* [GIVEN DATA]:
>>>>>

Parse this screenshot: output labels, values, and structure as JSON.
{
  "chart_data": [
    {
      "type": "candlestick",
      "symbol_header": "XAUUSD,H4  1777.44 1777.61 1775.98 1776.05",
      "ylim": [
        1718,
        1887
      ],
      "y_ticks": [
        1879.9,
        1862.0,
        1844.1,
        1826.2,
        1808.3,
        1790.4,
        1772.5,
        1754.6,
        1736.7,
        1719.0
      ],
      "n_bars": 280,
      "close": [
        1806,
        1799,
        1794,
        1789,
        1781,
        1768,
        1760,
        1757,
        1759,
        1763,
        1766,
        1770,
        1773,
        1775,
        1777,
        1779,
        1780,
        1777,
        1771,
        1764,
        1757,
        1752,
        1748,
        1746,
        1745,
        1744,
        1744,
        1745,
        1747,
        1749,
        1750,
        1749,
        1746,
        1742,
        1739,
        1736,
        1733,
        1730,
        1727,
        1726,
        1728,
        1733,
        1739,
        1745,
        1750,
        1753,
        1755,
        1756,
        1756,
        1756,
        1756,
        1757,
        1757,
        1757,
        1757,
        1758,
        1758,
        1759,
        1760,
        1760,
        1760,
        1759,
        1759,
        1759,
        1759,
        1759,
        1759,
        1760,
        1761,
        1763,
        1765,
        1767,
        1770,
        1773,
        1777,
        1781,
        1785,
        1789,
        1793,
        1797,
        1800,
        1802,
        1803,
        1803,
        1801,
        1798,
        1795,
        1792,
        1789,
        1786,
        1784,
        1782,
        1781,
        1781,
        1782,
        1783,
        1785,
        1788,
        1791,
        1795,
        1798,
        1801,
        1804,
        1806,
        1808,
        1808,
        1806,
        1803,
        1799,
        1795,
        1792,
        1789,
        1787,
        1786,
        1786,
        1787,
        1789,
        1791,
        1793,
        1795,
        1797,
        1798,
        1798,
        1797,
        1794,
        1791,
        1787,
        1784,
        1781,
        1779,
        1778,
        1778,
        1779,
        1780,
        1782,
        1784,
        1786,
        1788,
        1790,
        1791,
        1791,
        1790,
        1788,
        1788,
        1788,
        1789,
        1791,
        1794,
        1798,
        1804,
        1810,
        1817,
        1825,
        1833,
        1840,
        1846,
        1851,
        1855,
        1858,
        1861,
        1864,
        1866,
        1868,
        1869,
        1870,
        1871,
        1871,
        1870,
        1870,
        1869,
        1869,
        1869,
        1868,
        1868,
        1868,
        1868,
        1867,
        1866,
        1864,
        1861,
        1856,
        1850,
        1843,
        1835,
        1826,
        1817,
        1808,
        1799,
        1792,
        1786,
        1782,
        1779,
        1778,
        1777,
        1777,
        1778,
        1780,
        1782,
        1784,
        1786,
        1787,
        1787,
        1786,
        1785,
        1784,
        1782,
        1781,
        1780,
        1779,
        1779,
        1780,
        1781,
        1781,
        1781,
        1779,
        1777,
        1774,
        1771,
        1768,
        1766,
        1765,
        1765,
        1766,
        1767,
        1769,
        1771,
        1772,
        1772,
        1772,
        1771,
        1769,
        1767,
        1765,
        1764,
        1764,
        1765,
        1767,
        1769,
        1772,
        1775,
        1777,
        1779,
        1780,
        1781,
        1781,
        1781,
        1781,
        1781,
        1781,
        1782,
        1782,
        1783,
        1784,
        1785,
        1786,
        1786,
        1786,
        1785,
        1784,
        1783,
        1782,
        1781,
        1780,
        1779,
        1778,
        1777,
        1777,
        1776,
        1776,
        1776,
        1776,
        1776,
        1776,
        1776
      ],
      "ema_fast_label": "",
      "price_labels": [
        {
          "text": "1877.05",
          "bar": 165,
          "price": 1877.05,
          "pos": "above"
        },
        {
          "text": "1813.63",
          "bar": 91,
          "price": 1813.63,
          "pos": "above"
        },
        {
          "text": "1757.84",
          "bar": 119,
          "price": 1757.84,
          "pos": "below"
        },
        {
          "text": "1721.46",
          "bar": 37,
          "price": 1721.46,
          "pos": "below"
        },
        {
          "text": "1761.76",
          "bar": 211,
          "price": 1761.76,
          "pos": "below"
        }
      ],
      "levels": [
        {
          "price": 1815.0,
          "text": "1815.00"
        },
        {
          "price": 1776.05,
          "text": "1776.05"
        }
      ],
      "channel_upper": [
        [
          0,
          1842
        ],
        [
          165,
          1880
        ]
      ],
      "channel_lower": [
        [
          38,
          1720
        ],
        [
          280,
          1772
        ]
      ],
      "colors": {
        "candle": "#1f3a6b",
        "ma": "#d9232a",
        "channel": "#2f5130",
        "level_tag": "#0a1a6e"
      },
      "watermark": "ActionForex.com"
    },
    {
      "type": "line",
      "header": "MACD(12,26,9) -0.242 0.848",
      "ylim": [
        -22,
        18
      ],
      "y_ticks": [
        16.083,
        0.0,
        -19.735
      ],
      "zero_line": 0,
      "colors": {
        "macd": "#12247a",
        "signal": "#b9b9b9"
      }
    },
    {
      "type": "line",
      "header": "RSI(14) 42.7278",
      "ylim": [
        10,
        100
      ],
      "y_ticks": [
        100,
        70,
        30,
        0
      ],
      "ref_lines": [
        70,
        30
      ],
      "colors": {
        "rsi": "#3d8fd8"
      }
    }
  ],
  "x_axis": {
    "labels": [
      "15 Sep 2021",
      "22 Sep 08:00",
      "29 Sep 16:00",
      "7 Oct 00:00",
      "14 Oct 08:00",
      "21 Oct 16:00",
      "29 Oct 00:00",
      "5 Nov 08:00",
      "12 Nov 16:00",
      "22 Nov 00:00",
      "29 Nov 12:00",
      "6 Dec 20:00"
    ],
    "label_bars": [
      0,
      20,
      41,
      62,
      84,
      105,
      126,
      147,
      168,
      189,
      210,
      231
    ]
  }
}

<<<<<

* [DESCRIPTION OF THE TASK]: Output all preceding records character for character.

* [RESULT OF THE EXERCISE]:
Parse this screenshot: output labels, values, and structure as JSON.
{
  "chart_data": [
    {
      "type": "candlestick",
      "symbol_header": "XAUUSD,H4  1777.44 1777.61 1775.98 1776.05",
      "ylim": [
        1718,
        1887
      ],
      "y_ticks": [
        1879.9,
        1862.0,
        1844.1,
        1826.2,
        1808.3,
        1790.4,
        1772.5,
        1754.6,
        1736.7,
        1719.0
      ],
      "n_bars": 280,
      "close": [
        1806,
        1799,
        1794,
        1789,
        1781,
        1768,
        1760,
        1757,
        1759,
        1763,
        1766,
        1770,
        1773,
        1775,
        1777,
        1779,
        1780,
        1777,
        1771,
        1764,
        1757,
        1752,
        1748,
        1746,
        1745,
        1744,
        1744,
        1745,
        1747,
        1749,
        1750,
        1749,
        1746,
        1742,
        1739,
        1736,
        1733,
        1730,
        1727,
        1726,
        1728,
        1733,
        1739,
        1745,
        1750,
        1753,
        1755,
        1756,
        1756,
        1756,
        1756,
        1757,
        1757,
        1757,
        1757,
        1758,
        1758,
        1759,
        1760,
        1760,
        1760,
        1759,
        1759,
        1759,
        1759,
        1759,
        1759,
        1760,
        1761,
        1763,
        1765,
        1767,
        1770,
        1773,
        1777,
        1781,
        1785,
        1789,
        1793,
        1797,
        1800,
        1802,
        1803,
        1803,
        1801,
        1798,
        1795,
        1792,
        1789,
        1786,
        1784,
        1782,
        1781,
        1781,
        1782,
        1783,
        1785,
        1788,
        1791,
        1795,
        1798,
        1801,
        1804,
        1806,
        1808,
        1808,
        1806,
        1803,
        1799,
        1795,
        1792,
        1789,
        1787,
        1786,
        1786,
        1787,
        1789,
        1791,
        1793,
        1795,
        1797,
        1798,
        1798,
        1797,
        1794,
        1791,
        1787,
        1784,
        1781,
        1779,
        1778,
        1778,
        1779,
        1780,
        1782,
        1784,
        1786,
        1788,
        1790,
        1791,
        1791,
        1790,
        1788,
        1788,
        1788,
        1789,
        1791,
        1794,
        1798,
        1804,
        1810,
        1817,
        1825,
        1833,
        1840,
        1846,
        1851,
        1855,
        1858,
        1861,
        1864,
        1866,
        1868,
        1869,
        1870,
        1871,
        1871,
        1870,
        1870,
        1869,
        1869,
        1869,
        1868,
        1868,
        1868,
        1868,
        1867,
        1866,
        1864,
        1861,
        1856,
        1850,
        1843,
        1835,
        1826,
        1817,
        1808,
        1799,
        1792,
        1786,
        1782,
        1779,
        1778,
        1777,
        1777,
        1778,
        1780,
        1782,
        1784,
        1786,
        1787,
        1787,
        1786,
        1785,
        1784,
        1782,
        1781,
        1780,
        1779,
        1779,
        1780,
        1781,
        1781,
        1781,
        1779,
        1777,
        1774,
        1771,
        1768,
        1766,
        1765,
        1765,
        1766,
        1767,
        1769,
        1771,
        1772,
        1772,
        1772,
        1771,
        1769,
        1767,
        1765,
        1764,
        1764,
        1765,
        1767,
        1769,
        1772,
        1775,
        1777,
        1779,
        1780,
        1781,
        1781,
        1781,
        1781,
        1781,
        1781,
        1782,
        1782,
        1783,
        1784,
        1785,
        1786,
        1786,
        1786,
        1785,
        1784,
        1783,
        1782,
        1781,
        1780,
        1779,
        1778,
        1777,
        1777,
        1776,
        1776,
        1776,
        1776,
        1776,
        1776,
        1776
      ],
      "ema_fast_label": "",
      "price_labels": [
        {
          "text": "1877.05",
          "bar": 165,
          "price": 1877.05,
          "pos": "above"
        },
        {
          "text": "1813.63",
          "bar": 91,
          "price": 1813.63,
          "pos": "above"
        },
        {
          "text": "1757.84",
          "bar": 119,
          "price": 1757.84,
          "pos": "below"
        },
        {
          "text": "1721.46",
          "bar": 37,
          "price": 1721.46,
          "pos": "below"
        },
        {
          "text": "1761.76",
          "bar": 211,
          "price": 1761.76,
          "pos": "below"
        }
      ],
      "levels": [
        {
          "price": 1815.0,
          "text": "1815.00"
        },
        {
          "price": 1776.05,
          "text": "1776.05"
        }
      ],
      "channel_upper": [
        [
          0,
          1842
        ],
        [
          165,
          1880
        ]
      ],
      "channel_lower": [
        [
          38,
          1720
        ],
        [
          280,
          1772
        ]
      ],
      "colors": {
        "candle": "#1f3a6b",
        "ma": "#d9232a",
        "channel": "#2f5130",
        "level_tag": "#0a1a6e"
      },
      "watermark": "ActionForex.com"
    },
    {
      "type": "line",
      "header": "MACD(12,26,9) -0.242 0.848",
      "ylim": [
        -22,
        18
      ],
      "y_ticks": [
        16.083,
        0.0,
        -19.735
      ],
      "zero_line": 0,
      "colors": {
        "macd": "#12247a",
        "signal": "#b9b9b9"
      }
    },
    {
      "type": "line",
      "header": "RSI(14) 42.7278",
      "ylim": [
        10,
        100
      ],
      "y_ticks": [
        100,
        70,
        30,
        0
      ],
      "ref_lines": [
        70,
        30
      ],
      "colors": {
        "rsi": "#3d8fd8"
      }
    }
  ],
  "x_axis": {
    "labels": [
      "15 Sep 2021",
      "22 Sep 08:00",
      "29 Sep 16:00",
      "7 Oct 00:00",
      "14 Oct 08:00",
      "21 Oct 16:00",
      "29 Oct 00:00",
      "5 Nov 08:00",
      "12 Nov 16:00",
      "22 Nov 00:00",
      "29 Nov 12:00",
      "6 Dec 20:00"
    ],
    "label_bars": [
      0,
      20,
      41,
      62,
      84,
      105,
      126,
      147,
      168,
      189,
      210,
      231
    ]
  }
}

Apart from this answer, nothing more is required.